▶ _Entries provided_
*****
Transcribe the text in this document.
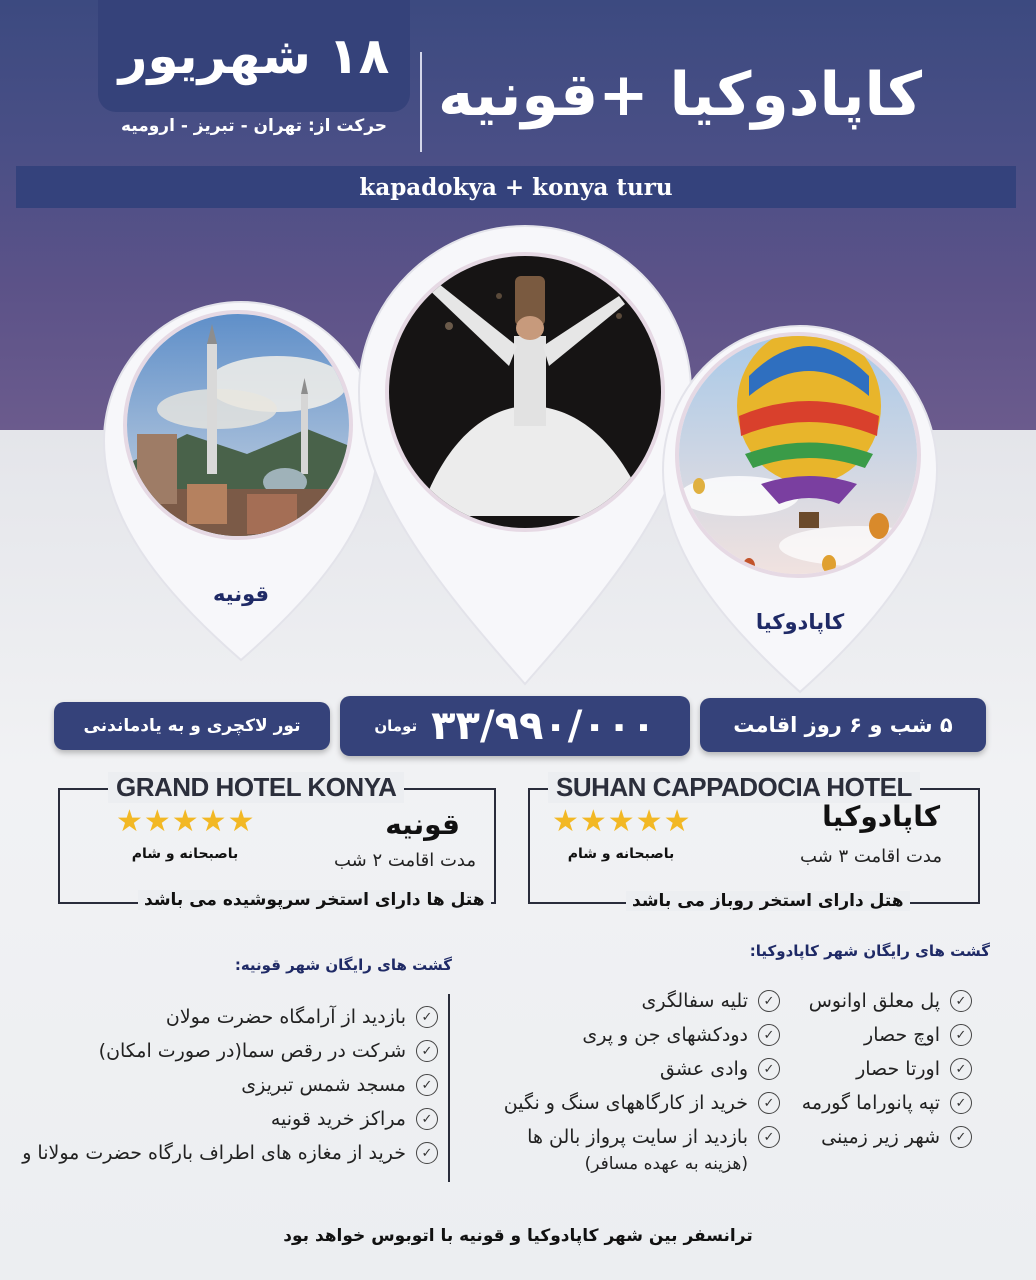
۱۸ شهریور
حرکت از: تهران - تبریز - ارومیه کاپادوکیا +قونیه
kapadokya + konya turu
قونیه
کاپادوکیا
تور لاکچری و به یادماندنی	۳۳/۹۹۰/۰۰۰
تومان	۵ شب و ۶ روز اقامت
GRAND HOTEL KONYA
قونیه
★★★★★
باصبحانه و شام	مدت اقامت ۲ شب
هتل ها دارای استخر سرپوشیده می باشد
SUHAN CAPPADOCIA HOTEL
کاپادوکیا
★★★★★
باصبحانه و شام	مدت اقامت ۳ شب
هتل دارای استخر روباز می باشد
گشت های رایگان شهر قونیه:
✓
بازدید از آرامگاه حضرت مولان
✓
شرکت در رقص سما(در صورت امکان)
✓
مسجد شمس تبریزی
✓
مراکز خرید قونیه
✓
خرید از مغازه های اطراف بارگاه حضرت مولانا و
گشت های رایگان شهر کاپادوکیا:
✓
پل معلق اوانوس
✓
اوچ حصار
✓
اورتا حصار
✓
تپه پانوراما گورمه
✓
شهر زیر زمینی
✓
تلیه سفالگری
✓
دودکشهای جن و پری
✓
وادی عشق
✓
خرید از کارگاههای سنگ و نگین
✓
بازدید از سایت پرواز بالن ها
(هزینه به عهده مسافر)
ترانسفر بین شهر کاپادوکیا و قونیه با اتوبوس خواهد بود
*****
▶ _Your task_
Using the listing above, list every line in which the string "اقامت" occurs.

▶ _Exercise solution_
تومان	۵ شب و ۶ روز اقامت
باصبحانه و شام	مدت اقامت ۲ شب
باصبحانه و شام	مدت اقامت ۳ شب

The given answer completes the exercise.